** start Given passage **

It is the middle of winter, 1970. The peaceful, brotherly vibes of 1967's Summer of Love are little more than distant memories around Long Island's State University at Stony Brook. Allen Lanier, Albert Bouchard and Donald Roeser passed much of their time, as many Stony Brook students did, watching Star Trek, imbibing various herbs and spirits, and generally mucking around. For their further amusement, the three pooled their creative resources with Andrew Winter and Les Bronstein [sic] and started the Soft White Underbelly, a band which became one of New York's most beloved cult attractions. 

A few select appearances around Long Island and New York stirred up enough interest to land the band a recording contract with Elektra Records. The Underbelly spent a good amount of time and money in the studio putting together an album which, for corporate reasons, was never released. 

A major mutation in the band's personnel brought in Eric Bloom (the Rock King of the Finger Lakes) to take Bronstein's place on lead vocals and rhythm guitar, while Joe Bouchard (Albert's brother) replaced Andrew Winter on bass. As the Stalk Forrest Group, the band made the usual rounds of East Coast bars, clubs and dives. Many times trudging through more than six sets a night, Stalk Forrest, also known as Oaxaca, managed to squeeze a bit of their own unique material into the top forty sets that the clubs required. Although the bars could hardly be called an ideal creative environment, the group did sharpen their teeth and develop the quality musicianship that would later become their forté. 

After a name change to Blue Öyster Cult (derived from a poem by manager Sandy Pearlman), the band recorded a demo of their own material which Sandy took to Columbia Records producer Murray Krugman. Being on the same cosmological plane as Pearlman, Murray took to the band immediately. Three weeks later, the Cult were signed to an exclusive Columbia Records contract, and their first album, Blue Öyster Cult, hit the racks. 

For good reason, the Cult's first album turned out to be one of the most acclaimed debut albums in recent memory. The sound of BÖC was shattering, sinister and very distinctive. Lead guitarist Don (Buck Dharma) Roeser almost immediately established himself as one of he seventies' first superstar guitarists. His style--lightning fast with all the subtlety of a dentist's drill--punctuated the Cult's unearthly lyrics with icy precision. Likewise, Eric Bloom branded the band with his sinister voice which could easily breathe terror into an Ogden Nash limerick. 

Tyranny and Mutation, released a year later, solidified the conceptual ideas hinted at on Blue Öyster Cult with cogent, eerie themes. Divided into sides "red" and "black," the Cult explored even stranger subjects: the Canadian Mounted Police, oil-slicked waterfowl, on life, diz-busters and wonderfully effective ways of going to hell. As with Blue Öyster Cult, the delivery was stunning. Fans and critics alike cooed over the searing guitar blitz spearheaded by Don Roeser and given ambiance by Eric, Allen and Joe. Soaring, molten metal with a mere modicum of subtle, melodic temper, Tyranny and Mutation entered the ranks of classic, definitive heavy metal albums.

** end Given passage **
** start Records supplied **

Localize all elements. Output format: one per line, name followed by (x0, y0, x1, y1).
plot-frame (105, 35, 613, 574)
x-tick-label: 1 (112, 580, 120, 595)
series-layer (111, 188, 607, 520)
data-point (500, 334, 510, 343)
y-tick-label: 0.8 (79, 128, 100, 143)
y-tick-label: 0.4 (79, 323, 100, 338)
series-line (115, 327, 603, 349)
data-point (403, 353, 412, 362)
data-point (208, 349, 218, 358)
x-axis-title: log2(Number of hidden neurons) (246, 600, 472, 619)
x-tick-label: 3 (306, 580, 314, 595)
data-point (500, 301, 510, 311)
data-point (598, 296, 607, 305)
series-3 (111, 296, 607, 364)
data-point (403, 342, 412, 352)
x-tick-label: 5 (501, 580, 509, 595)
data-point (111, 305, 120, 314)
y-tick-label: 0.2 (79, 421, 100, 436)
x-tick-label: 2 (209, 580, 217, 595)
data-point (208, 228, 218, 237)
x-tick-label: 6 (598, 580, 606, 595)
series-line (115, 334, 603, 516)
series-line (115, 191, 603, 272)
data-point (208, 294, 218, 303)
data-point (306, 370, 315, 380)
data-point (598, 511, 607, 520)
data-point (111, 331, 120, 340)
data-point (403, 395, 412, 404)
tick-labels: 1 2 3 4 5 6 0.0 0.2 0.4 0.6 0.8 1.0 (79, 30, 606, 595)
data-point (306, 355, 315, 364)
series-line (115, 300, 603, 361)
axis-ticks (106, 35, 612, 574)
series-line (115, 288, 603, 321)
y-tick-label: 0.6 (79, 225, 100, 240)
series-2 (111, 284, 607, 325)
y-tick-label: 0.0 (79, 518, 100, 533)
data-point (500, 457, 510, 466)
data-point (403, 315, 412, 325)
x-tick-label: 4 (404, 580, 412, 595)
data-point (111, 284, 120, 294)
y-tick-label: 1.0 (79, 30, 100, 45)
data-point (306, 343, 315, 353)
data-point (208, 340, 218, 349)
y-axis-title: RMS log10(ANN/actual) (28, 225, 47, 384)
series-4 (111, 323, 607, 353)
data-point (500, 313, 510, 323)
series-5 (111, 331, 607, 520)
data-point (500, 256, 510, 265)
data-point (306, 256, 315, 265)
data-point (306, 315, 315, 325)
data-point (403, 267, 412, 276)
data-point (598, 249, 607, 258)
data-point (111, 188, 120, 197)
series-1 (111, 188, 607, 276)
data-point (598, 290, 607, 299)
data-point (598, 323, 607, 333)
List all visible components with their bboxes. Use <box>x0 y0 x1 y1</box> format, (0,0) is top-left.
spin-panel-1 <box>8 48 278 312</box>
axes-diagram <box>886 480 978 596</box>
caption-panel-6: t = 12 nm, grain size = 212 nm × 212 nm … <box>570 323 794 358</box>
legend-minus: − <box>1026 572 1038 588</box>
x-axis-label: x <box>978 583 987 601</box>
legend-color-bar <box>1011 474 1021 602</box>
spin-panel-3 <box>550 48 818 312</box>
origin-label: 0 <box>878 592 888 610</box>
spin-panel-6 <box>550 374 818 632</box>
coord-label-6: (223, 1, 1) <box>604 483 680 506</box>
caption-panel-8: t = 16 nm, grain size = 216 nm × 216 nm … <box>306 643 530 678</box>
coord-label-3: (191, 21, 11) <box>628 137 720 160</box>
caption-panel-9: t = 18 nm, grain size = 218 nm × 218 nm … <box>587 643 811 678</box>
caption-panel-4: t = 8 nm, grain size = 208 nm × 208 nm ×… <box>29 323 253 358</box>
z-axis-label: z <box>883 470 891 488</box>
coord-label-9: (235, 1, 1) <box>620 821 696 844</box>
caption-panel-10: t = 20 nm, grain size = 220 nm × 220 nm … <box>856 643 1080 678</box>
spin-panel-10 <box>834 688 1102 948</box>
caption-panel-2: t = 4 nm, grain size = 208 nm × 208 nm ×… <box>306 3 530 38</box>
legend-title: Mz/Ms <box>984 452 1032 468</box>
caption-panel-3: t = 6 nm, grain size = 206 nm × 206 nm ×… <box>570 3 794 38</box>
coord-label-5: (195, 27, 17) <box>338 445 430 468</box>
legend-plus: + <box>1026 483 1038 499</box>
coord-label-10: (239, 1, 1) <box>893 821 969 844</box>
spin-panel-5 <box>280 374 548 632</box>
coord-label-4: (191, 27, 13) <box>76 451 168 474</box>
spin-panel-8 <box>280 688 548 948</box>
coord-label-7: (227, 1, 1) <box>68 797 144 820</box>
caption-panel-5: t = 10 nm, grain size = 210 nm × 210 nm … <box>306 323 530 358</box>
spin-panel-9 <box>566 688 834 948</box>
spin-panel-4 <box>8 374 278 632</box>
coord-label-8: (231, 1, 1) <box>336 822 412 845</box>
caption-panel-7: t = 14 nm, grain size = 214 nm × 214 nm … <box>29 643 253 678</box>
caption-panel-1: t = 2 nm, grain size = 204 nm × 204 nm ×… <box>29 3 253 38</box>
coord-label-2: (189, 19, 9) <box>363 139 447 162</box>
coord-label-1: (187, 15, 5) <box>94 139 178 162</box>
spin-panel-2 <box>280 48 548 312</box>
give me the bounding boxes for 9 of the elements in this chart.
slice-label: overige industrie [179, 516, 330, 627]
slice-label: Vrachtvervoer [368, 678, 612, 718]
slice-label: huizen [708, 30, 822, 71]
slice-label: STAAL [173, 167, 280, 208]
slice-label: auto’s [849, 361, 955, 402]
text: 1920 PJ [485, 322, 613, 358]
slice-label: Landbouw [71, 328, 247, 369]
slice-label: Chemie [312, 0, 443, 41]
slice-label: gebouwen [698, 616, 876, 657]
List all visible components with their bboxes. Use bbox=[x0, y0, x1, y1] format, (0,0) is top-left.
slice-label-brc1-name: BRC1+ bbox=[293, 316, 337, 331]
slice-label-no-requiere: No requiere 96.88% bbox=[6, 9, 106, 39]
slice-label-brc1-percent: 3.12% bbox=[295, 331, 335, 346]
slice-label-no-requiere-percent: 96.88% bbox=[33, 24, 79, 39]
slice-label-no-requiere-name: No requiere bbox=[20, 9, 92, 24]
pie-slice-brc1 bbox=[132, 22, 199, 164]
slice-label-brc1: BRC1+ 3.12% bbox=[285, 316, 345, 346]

** end Records supplied **

### Problem to solve
In the band history, where does the name Blue Öyster Cult come from?

### Exercise output
It comes from a poem by the band's manager, Sandy Pearlman.